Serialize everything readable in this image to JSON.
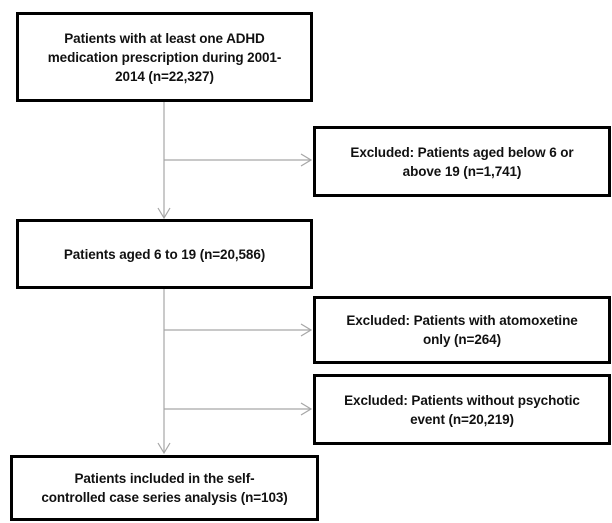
{
  "flowchart": {
    "box1": {
      "lines": [
        "Patients with at least one ADHD",
        "medication prescription during 2001-",
        "2014 (n=22,327)"
      ]
    },
    "excluded1": {
      "lines": [
        "Excluded: Patients aged below 6 or",
        "above 19 (n=1,741)"
      ]
    },
    "box2": {
      "lines": [
        "Patients aged 6 to 19 (n=20,586)"
      ]
    },
    "excluded2": {
      "lines": [
        "Excluded: Patients with atomoxetine",
        "only (n=264)"
      ]
    },
    "excluded3": {
      "lines": [
        "Excluded: Patients without psychotic",
        "event (n=20,219)"
      ]
    },
    "box3": {
      "lines": [
        "Patients included in the self-",
        "controlled case series analysis (n=103)"
      ]
    }
  },
  "colors": {
    "box_border": "#000000",
    "connector": "#a6a6a6"
  }
}
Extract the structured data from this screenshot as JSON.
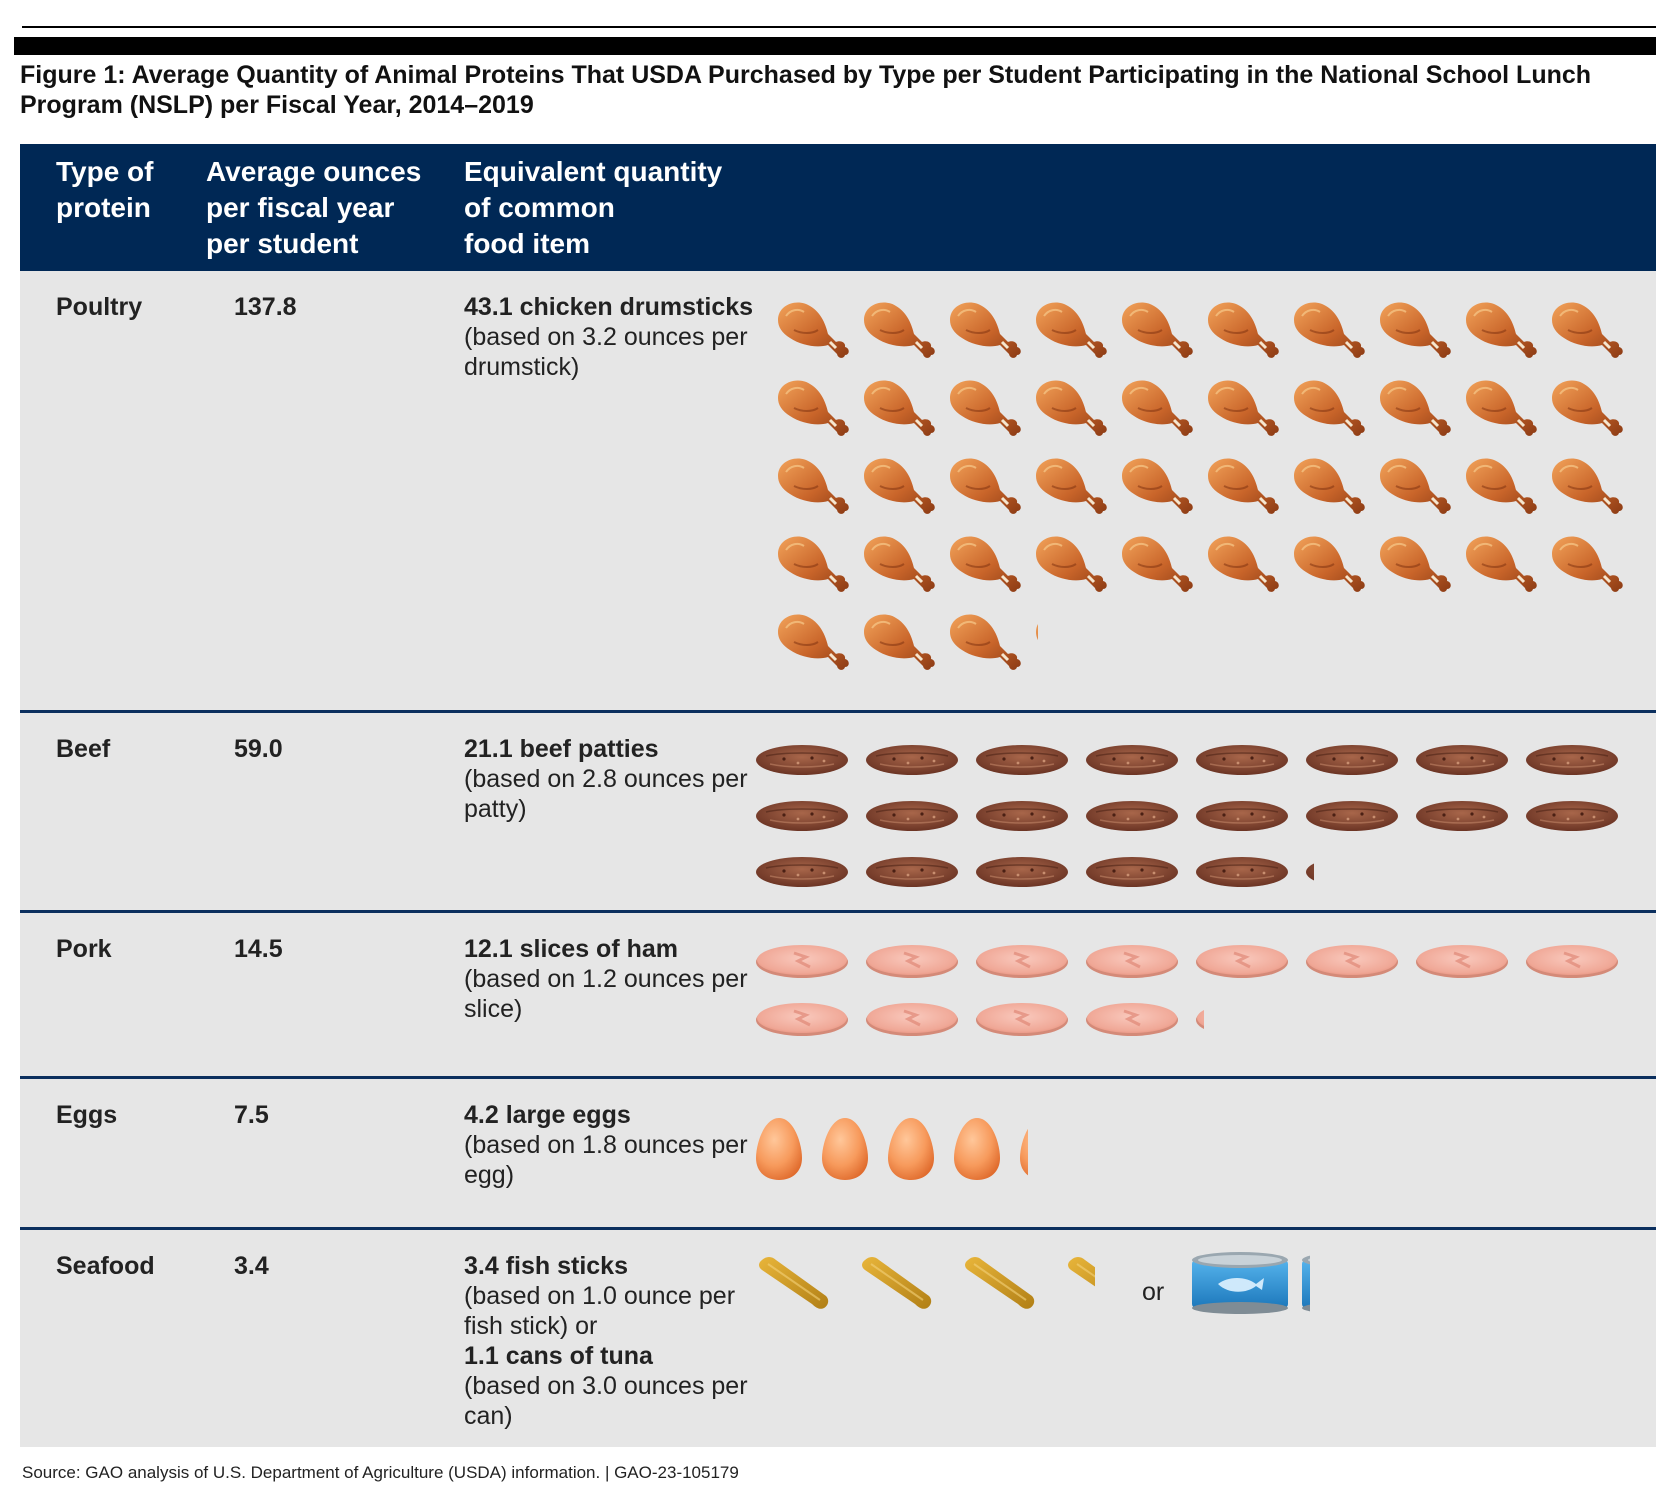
{
  "figure": {
    "title": "Figure 1: Average Quantity of Animal Proteins That USDA Purchased by Type per Student Participating in the National School Lunch Program (NSLP) per Fiscal Year, 2014–2019"
  },
  "table": {
    "header": {
      "type": "Type of\nprotein",
      "ounces": "Average ounces\nper fiscal year\nper student",
      "equivalent": "Equivalent quantity\nof common\nfood item"
    },
    "rows": [
      {
        "type": "Poultry",
        "ounces": "137.8",
        "eq_bold": "43.1 chicken drumsticks",
        "eq_note": "(based on 3.2 ounces per drumstick)",
        "icon": "chicken-drumstick-icon",
        "icon_count": 43.1
      },
      {
        "type": "Beef",
        "ounces": "59.0",
        "eq_bold": "21.1 beef patties",
        "eq_note": "(based on 2.8 ounces per patty)",
        "icon": "beef-patty-icon",
        "icon_count": 21.1
      },
      {
        "type": "Pork",
        "ounces": "14.5",
        "eq_bold": "12.1 slices of ham",
        "eq_note": "(based on 1.2 ounces per slice)",
        "icon": "ham-slice-icon",
        "icon_count": 12.1
      },
      {
        "type": "Eggs",
        "ounces": "7.5",
        "eq_bold": "4.2 large eggs",
        "eq_note": "(based on 1.8 ounces per egg)",
        "icon": "egg-icon",
        "icon_count": 4.2
      },
      {
        "type": "Seafood",
        "ounces": "3.4",
        "eq_bold": "3.4 fish sticks",
        "eq_note": "(based on 1.0 ounce per fish stick) or",
        "eq_bold2": "1.1 cans of tuna",
        "eq_note2": "(based on 3.0 ounces per can)",
        "icon": "fish-stick-icon",
        "icon_count": 3.4,
        "or_label": "or",
        "icon2": "tuna-can-icon",
        "icon2_count": 1.1
      }
    ]
  },
  "colors": {
    "header_bg": "#002855",
    "row_bg": "#e6e6e6",
    "divider": "#0b2f5e"
  },
  "source": "Source: GAO analysis of U.S. Department of Agriculture (USDA) information.  |  GAO-23-105179"
}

═══

#### What to do
Your copy should hold every entry exactly as written, but none of the pictures.

#### Your solution
Serialize everything readable in this image to JSON.
{
  "flowchart": {
    "box1": {
      "lines": [
        "Patients with at least one ADHD",
        "medication prescription during 2001-",
        "2014 (n=22,327)"
      ]
    },
    "excluded1": {
      "lines": [
        "Excluded: Patients aged below 6 or",
        "above 19 (n=1,741)"
      ]
    },
    "box2": {
      "lines": [
        "Patients aged 6 to 19 (n=20,586)"
      ]
    },
    "excluded2": {
      "lines": [
        "Excluded: Patients with atomoxetine",
        "only (n=264)"
      ]
    },
    "excluded3": {
      "lines": [
        "Excluded: Patients without psychotic",
        "event (n=20,219)"
      ]
    },
    "box3": {
      "lines": [
        "Patients included in the self-",
        "controlled case series analysis (n=103)"
      ]
    }
  },
  "colors": {
    "box_border": "#000000",
    "connector": "#a6a6a6"
  }
}
Extract the structured data from this screenshot as JSON.
{
  "figure": {
    "title": "Figure 1: Average Quantity of Animal Proteins That USDA Purchased by Type per Student Participating in the National School Lunch Program (NSLP) per Fiscal Year, 2014–2019"
  },
  "table": {
    "header": {
      "type": "Type of\nprotein",
      "ounces": "Average ounces\nper fiscal year\nper student",
      "equivalent": "Equivalent quantity\nof common\nfood item"
    },
    "rows": [
      {
        "type": "Poultry",
        "ounces": "137.8",
        "eq_bold": "43.1 chicken drumsticks",
        "eq_note": "(based on 3.2 ounces per drumstick)",
        "icon": "chicken-drumstick-icon",
        "icon_count": 43.1
      },
      {
        "type": "Beef",
        "ounces": "59.0",
        "eq_bold": "21.1 beef patties",
        "eq_note": "(based on 2.8 ounces per patty)",
        "icon": "beef-patty-icon",
        "icon_count": 21.1
      },
      {
        "type": "Pork",
        "ounces": "14.5",
        "eq_bold": "12.1 slices of ham",
        "eq_note": "(based on 1.2 ounces per slice)",
        "icon": "ham-slice-icon",
        "icon_count": 12.1
      },
      {
        "type": "Eggs",
        "ounces": "7.5",
        "eq_bold": "4.2 large eggs",
        "eq_note": "(based on 1.8 ounces per egg)",
        "icon": "egg-icon",
        "icon_count": 4.2
      },
      {
        "type": "Seafood",
        "ounces": "3.4",
        "eq_bold": "3.4 fish sticks",
        "eq_note": "(based on 1.0 ounce per fish stick) or",
        "eq_bold2": "1.1 cans of tuna",
        "eq_note2": "(based on 3.0 ounces per can)",
        "icon": "fish-stick-icon",
        "icon_count": 3.4,
        "or_label": "or",
        "icon2": "tuna-can-icon",
        "icon2_count": 1.1
      }
    ]
  },
  "colors": {
    "header_bg": "#002855",
    "row_bg": "#e6e6e6",
    "divider": "#0b2f5e"
  },
  "source": "Source: GAO analysis of U.S. Department of Agriculture (USDA) information.  |  GAO-23-105179"
}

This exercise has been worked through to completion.